Exercise objective:
Locate each line holding the string "края" and copy it.

Stored data
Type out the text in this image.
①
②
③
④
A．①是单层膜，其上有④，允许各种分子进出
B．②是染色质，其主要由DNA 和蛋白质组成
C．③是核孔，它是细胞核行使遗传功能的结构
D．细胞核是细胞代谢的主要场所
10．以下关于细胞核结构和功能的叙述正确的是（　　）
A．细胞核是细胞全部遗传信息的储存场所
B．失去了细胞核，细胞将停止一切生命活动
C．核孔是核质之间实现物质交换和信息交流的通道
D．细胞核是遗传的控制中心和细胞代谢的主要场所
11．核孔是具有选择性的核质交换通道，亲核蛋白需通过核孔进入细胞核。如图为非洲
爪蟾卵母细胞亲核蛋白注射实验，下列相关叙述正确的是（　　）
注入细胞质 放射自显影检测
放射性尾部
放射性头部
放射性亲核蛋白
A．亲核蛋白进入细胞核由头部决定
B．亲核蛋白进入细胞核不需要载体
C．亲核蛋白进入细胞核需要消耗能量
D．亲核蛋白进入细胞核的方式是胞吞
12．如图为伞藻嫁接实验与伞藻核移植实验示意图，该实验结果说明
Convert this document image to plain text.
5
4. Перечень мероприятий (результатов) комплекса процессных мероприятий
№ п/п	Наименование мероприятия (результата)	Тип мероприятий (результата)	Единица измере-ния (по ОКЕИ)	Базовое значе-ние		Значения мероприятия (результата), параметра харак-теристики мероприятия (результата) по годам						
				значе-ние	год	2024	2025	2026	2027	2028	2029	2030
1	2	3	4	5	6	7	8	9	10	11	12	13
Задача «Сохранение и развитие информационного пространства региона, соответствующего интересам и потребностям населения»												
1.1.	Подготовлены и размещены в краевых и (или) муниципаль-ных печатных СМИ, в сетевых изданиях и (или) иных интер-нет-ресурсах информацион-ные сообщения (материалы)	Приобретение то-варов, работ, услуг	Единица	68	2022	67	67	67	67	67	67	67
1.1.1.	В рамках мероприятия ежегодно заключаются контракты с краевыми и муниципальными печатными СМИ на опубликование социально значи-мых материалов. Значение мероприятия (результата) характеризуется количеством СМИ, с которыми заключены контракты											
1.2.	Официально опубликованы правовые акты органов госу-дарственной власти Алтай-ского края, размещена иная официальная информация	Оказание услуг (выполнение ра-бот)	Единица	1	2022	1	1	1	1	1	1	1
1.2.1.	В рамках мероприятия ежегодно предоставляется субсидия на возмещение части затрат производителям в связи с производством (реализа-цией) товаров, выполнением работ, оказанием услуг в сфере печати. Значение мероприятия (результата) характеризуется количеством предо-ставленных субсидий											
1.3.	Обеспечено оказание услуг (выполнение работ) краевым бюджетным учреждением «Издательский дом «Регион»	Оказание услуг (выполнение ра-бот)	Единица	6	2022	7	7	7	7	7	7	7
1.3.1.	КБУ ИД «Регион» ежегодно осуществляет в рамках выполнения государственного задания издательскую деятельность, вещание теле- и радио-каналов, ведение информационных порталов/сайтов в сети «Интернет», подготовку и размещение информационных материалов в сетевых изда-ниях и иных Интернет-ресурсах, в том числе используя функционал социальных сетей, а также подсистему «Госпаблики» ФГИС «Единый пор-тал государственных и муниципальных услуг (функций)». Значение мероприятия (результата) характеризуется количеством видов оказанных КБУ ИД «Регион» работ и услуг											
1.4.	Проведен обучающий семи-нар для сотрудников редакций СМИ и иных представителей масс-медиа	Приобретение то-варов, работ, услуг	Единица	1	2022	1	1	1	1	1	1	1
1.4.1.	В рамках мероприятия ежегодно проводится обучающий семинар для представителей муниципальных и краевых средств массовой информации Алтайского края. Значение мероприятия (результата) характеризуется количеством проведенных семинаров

The response:
1.2.	Официально опубликованы правовые акты органов госу-дарственной власти Алтай-ского края, размещена иная официальная информация	Оказание услуг (выполнение ра-бот)	Единица	1	2022	1	1	1	1	1	1	1
1.4.1.	В рамках мероприятия ежегодно проводится обучающий семинар для представителей муниципальных и краевых средств массовой информации Алтайского края. Значение мероприятия (результата) характеризуется количеством проведенных семинаров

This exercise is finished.